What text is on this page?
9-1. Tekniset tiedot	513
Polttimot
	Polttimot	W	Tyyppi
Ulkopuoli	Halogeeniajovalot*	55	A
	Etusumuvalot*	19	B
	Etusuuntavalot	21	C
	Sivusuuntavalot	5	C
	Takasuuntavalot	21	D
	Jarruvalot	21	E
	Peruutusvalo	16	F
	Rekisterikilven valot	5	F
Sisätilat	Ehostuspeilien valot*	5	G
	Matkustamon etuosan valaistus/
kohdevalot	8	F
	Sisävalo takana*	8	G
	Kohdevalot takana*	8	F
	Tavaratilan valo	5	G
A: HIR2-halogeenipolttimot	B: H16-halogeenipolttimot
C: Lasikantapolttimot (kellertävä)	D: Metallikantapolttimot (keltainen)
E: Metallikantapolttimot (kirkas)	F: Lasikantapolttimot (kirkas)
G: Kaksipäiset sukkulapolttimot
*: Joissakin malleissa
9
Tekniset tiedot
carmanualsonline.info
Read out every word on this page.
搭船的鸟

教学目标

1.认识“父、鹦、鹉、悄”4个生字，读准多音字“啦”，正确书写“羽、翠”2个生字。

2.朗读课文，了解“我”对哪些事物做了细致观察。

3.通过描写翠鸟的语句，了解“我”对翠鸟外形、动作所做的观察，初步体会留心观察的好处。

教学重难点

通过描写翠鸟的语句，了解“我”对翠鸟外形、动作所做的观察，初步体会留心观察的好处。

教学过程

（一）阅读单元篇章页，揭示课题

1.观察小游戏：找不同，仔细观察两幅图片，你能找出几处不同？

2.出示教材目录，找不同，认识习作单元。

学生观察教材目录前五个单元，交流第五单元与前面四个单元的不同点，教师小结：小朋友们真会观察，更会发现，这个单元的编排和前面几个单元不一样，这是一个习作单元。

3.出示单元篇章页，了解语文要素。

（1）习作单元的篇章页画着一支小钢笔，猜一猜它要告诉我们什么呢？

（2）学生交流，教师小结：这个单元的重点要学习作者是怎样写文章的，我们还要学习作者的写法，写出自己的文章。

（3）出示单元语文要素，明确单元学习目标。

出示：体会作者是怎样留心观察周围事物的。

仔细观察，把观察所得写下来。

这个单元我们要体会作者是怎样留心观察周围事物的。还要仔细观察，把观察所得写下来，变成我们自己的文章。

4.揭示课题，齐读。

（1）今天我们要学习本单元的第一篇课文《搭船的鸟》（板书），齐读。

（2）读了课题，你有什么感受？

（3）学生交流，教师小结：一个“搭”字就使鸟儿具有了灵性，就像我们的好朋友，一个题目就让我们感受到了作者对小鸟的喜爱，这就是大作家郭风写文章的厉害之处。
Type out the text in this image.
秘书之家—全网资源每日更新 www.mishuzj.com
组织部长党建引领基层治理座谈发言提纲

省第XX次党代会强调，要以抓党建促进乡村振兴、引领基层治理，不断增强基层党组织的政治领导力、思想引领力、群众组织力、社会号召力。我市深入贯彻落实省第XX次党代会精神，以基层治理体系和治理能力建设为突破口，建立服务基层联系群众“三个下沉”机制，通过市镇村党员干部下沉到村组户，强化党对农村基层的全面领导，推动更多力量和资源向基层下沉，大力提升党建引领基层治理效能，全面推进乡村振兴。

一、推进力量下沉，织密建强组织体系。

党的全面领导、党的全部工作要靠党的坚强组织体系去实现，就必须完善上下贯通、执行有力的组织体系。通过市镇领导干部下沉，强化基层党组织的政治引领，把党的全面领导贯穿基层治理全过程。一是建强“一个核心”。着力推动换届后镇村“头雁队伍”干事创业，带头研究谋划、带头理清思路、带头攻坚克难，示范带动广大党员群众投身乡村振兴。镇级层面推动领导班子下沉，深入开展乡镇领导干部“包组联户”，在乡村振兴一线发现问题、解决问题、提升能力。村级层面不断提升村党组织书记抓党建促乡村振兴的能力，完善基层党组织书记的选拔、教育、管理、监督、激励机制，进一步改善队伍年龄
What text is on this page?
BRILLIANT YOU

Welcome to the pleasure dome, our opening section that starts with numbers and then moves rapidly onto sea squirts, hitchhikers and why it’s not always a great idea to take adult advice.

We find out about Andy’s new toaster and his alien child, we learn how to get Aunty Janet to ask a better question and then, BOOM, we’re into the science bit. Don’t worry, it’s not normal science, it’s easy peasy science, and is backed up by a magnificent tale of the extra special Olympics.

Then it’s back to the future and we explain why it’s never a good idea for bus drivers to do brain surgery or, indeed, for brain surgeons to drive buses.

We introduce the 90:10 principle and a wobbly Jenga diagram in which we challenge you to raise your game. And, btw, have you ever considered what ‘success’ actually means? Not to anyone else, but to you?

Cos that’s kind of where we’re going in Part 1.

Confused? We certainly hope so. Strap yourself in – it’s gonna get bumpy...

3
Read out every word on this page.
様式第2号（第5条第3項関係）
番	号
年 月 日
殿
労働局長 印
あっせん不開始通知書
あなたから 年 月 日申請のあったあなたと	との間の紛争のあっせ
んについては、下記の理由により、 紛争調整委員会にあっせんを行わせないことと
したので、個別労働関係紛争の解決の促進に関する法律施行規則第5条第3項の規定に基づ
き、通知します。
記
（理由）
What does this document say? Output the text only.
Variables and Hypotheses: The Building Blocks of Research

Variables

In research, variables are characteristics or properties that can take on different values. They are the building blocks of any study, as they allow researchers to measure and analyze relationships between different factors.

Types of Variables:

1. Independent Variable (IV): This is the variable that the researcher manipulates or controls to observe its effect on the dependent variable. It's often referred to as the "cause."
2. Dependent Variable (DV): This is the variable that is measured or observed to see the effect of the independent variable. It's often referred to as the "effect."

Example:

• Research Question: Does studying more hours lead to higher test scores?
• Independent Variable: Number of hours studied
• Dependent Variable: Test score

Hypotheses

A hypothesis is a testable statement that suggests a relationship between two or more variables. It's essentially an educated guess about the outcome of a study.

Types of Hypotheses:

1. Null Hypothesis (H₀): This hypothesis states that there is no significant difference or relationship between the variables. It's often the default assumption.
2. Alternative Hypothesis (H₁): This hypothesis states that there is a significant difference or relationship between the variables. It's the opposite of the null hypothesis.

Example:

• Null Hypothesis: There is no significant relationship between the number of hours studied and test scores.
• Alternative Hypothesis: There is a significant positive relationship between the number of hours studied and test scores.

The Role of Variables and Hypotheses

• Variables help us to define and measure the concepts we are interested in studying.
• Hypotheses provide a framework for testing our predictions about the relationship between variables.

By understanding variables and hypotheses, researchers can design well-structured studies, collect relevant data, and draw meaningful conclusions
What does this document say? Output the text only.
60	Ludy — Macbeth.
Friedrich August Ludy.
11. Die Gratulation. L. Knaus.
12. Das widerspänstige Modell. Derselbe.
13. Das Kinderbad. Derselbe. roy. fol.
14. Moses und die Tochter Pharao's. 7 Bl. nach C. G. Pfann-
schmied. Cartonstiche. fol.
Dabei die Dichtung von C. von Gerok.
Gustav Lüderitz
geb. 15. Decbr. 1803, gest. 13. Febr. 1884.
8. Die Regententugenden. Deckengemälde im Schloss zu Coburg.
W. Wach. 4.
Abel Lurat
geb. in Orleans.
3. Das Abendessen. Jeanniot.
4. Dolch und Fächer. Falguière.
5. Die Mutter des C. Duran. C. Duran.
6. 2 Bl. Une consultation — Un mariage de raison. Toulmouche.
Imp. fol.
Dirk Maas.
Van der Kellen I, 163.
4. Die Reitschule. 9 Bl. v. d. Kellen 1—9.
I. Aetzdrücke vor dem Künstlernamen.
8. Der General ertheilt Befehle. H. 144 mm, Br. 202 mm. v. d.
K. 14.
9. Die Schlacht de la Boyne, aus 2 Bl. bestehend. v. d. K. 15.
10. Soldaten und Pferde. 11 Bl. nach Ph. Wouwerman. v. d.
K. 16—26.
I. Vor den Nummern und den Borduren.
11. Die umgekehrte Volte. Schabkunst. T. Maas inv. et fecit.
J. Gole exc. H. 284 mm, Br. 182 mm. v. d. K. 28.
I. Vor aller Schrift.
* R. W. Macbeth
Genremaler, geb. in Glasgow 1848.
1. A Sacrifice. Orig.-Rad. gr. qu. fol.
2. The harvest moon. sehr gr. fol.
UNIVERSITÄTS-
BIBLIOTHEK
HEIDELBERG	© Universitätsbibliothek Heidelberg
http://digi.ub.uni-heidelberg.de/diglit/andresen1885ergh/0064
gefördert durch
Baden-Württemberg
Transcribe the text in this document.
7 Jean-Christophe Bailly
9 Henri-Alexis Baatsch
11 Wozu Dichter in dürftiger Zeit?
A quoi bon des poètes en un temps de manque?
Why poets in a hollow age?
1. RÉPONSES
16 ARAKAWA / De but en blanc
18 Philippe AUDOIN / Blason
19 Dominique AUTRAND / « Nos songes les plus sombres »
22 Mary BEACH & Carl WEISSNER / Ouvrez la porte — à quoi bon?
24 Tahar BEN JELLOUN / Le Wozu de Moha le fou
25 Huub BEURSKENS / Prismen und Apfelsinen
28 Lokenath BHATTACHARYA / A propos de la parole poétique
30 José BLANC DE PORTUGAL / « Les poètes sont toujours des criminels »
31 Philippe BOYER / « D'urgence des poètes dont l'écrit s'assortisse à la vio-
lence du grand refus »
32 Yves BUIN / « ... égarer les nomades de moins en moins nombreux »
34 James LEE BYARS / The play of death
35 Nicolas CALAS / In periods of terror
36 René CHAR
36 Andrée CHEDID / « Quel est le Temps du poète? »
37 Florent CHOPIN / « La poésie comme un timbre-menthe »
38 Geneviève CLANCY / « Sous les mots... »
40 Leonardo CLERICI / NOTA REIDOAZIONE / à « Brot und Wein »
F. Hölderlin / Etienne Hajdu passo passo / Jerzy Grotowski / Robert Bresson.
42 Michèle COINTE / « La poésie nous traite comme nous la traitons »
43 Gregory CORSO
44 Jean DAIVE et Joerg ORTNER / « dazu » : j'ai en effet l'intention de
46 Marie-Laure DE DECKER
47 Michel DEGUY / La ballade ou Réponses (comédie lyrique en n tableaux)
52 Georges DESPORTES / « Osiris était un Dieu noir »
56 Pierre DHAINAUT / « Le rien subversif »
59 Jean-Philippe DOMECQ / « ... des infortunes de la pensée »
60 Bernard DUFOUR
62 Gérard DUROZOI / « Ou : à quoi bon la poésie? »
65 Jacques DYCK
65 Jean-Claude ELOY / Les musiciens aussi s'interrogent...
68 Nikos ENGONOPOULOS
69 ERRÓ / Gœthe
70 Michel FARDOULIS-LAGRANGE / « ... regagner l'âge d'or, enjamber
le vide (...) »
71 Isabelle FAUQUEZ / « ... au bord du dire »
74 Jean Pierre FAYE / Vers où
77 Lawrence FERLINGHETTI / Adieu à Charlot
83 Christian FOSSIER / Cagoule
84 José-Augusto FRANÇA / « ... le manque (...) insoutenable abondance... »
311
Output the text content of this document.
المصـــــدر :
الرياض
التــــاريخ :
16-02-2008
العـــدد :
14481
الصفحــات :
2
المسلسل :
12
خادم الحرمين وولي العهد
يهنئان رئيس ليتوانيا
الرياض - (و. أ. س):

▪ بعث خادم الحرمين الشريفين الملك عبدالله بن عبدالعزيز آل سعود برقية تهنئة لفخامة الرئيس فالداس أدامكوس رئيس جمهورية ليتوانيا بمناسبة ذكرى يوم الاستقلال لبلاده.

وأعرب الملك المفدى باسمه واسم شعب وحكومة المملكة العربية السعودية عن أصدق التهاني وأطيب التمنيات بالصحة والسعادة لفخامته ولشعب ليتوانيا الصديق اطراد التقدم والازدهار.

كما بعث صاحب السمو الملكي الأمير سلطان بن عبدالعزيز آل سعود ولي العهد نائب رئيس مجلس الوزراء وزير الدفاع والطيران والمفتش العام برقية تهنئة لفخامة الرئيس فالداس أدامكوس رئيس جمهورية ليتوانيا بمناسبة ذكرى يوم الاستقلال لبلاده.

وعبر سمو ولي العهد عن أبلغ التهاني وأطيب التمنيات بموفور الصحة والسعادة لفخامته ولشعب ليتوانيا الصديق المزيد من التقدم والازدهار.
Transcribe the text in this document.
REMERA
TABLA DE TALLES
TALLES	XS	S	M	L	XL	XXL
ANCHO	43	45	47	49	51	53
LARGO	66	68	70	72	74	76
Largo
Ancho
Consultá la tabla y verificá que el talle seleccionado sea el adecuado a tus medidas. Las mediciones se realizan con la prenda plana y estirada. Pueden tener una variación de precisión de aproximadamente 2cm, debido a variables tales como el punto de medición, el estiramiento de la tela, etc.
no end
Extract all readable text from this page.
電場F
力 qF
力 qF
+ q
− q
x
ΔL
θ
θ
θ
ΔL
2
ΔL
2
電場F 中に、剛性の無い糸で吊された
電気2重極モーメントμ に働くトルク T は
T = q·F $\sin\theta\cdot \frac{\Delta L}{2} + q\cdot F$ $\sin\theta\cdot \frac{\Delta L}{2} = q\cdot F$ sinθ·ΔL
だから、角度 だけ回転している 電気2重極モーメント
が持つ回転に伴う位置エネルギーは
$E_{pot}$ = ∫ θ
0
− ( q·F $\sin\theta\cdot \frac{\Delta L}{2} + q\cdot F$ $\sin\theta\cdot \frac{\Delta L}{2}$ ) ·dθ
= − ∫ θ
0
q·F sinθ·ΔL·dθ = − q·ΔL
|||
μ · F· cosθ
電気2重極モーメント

===

> **DESCRIPTION OF THE TASK**
Select and copy every line of the listing with the word "poésie".

> **IN RESPONSE**
37 Florent CHOPIN / « La poésie comme un timbre-menthe »
42 Michèle COINTE / « La poésie nous traite comme nous la traitons »
62 Gérard DUROZOI / « Ou : à quoi bon la poésie? »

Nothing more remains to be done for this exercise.